Search the entries for the word "icon" and pull out each line that has it.

Dataset records:
***
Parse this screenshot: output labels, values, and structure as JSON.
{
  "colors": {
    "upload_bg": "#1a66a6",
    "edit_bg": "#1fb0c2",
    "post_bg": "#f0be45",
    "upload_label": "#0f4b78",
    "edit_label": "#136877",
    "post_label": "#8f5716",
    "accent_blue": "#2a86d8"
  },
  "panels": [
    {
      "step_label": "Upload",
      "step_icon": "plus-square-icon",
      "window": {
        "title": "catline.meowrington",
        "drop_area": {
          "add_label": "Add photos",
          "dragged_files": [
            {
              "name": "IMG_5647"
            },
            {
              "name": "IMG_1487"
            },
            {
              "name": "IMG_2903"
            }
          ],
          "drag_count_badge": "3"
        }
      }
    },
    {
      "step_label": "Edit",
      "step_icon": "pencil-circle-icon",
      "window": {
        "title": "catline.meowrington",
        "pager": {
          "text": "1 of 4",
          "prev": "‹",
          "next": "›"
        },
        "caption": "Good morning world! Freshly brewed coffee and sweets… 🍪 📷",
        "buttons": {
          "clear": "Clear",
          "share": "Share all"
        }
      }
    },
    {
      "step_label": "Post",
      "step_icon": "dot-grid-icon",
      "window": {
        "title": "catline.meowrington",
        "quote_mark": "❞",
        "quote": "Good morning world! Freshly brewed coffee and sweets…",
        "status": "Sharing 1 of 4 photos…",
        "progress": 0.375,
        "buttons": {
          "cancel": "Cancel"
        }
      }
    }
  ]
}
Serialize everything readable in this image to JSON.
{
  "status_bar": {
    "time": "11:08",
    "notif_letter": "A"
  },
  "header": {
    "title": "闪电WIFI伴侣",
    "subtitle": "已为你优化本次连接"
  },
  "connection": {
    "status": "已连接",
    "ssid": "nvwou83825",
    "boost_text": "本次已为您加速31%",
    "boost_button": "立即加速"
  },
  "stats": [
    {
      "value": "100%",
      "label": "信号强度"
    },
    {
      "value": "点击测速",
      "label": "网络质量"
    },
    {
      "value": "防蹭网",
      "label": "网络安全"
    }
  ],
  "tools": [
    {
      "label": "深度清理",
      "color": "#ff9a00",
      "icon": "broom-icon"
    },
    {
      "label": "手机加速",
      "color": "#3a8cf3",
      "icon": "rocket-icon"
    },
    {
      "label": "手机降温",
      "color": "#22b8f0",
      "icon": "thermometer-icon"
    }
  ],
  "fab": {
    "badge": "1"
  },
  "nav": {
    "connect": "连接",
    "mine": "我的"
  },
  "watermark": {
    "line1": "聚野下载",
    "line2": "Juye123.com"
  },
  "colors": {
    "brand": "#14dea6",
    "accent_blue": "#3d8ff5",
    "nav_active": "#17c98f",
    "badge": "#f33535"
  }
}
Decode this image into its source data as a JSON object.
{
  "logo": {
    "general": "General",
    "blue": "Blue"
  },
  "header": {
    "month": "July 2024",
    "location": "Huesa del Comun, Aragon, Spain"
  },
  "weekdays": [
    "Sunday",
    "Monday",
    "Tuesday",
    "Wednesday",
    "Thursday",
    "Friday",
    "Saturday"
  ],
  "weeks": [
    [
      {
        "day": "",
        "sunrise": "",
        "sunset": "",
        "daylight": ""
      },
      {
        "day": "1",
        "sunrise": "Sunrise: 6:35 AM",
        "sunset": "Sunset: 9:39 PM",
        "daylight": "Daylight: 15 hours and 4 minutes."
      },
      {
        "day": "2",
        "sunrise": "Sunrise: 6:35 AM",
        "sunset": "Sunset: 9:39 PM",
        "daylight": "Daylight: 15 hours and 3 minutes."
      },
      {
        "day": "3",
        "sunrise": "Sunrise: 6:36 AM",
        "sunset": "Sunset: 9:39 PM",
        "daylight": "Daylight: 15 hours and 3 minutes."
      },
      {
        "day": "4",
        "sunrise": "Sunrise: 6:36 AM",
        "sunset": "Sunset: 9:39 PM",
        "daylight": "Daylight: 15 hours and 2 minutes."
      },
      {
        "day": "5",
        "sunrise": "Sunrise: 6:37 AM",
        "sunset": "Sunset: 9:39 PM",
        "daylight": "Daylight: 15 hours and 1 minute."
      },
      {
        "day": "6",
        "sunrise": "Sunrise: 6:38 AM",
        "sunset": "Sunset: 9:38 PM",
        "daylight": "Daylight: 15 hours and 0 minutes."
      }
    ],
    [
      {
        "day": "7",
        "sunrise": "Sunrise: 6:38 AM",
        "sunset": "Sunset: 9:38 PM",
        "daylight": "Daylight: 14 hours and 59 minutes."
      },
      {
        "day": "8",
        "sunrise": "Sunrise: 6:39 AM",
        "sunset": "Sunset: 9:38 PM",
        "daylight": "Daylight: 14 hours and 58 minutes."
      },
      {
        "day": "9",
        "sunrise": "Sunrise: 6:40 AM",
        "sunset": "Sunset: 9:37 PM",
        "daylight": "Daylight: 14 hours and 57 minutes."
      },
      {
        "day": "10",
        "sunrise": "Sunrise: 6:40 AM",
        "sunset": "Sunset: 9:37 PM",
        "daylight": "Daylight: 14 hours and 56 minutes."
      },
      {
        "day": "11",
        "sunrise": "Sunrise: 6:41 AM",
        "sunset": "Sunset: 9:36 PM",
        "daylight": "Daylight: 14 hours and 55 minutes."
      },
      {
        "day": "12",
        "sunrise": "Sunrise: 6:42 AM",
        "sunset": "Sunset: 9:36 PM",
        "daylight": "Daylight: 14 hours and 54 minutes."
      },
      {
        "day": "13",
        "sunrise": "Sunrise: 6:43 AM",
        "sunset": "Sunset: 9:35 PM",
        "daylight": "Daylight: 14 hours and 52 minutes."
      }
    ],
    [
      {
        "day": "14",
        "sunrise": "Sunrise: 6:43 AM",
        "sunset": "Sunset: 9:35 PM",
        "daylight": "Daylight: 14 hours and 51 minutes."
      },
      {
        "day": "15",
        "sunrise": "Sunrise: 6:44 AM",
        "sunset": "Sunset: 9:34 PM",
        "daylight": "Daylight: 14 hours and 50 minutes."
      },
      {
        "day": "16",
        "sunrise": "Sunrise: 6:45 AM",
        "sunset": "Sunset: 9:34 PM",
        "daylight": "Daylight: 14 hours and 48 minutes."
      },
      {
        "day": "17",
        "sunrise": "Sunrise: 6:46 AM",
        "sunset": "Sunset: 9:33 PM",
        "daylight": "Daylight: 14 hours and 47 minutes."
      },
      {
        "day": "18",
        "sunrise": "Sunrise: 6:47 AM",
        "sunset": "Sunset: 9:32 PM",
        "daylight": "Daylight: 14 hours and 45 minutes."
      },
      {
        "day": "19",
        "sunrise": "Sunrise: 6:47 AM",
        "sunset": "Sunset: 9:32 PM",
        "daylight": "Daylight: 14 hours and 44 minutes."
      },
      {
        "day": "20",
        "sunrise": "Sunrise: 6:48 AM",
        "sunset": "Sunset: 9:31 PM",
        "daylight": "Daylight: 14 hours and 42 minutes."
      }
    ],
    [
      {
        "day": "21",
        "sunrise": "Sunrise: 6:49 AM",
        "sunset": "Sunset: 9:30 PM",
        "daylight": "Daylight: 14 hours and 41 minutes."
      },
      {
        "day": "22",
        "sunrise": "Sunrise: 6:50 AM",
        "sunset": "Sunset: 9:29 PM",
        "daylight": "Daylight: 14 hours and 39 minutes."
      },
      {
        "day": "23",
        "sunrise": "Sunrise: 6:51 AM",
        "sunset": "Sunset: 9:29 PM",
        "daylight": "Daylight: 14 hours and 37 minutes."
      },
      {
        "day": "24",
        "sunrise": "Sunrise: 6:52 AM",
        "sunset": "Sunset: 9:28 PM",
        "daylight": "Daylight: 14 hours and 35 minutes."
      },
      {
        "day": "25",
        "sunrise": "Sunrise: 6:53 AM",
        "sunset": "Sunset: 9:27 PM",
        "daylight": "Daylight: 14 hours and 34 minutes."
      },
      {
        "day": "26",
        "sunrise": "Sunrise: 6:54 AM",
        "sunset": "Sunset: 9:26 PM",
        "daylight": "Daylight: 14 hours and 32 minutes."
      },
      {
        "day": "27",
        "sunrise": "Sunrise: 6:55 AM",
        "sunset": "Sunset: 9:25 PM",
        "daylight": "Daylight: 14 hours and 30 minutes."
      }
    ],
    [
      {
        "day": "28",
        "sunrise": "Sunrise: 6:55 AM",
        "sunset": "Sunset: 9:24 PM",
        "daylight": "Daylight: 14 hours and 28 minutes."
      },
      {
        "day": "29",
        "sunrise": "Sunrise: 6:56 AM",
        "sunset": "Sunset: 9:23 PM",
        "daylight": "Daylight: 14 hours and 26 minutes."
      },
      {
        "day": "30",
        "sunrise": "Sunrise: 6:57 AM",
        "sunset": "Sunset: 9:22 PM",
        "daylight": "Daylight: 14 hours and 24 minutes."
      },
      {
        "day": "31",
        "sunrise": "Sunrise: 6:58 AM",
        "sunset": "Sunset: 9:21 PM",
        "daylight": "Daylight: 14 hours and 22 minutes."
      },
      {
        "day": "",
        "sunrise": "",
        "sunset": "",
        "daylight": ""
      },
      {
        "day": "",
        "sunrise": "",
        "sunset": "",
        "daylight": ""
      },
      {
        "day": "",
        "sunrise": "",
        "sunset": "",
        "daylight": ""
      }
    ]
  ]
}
***
** THE ANSWER **
      "step_icon": "plus-square-icon",
      "step_icon": "pencil-circle-icon",
      "step_icon": "dot-grid-icon",
      "icon": "broom-icon"
      "icon": "rocket-icon"
      "icon": "thermometer-icon"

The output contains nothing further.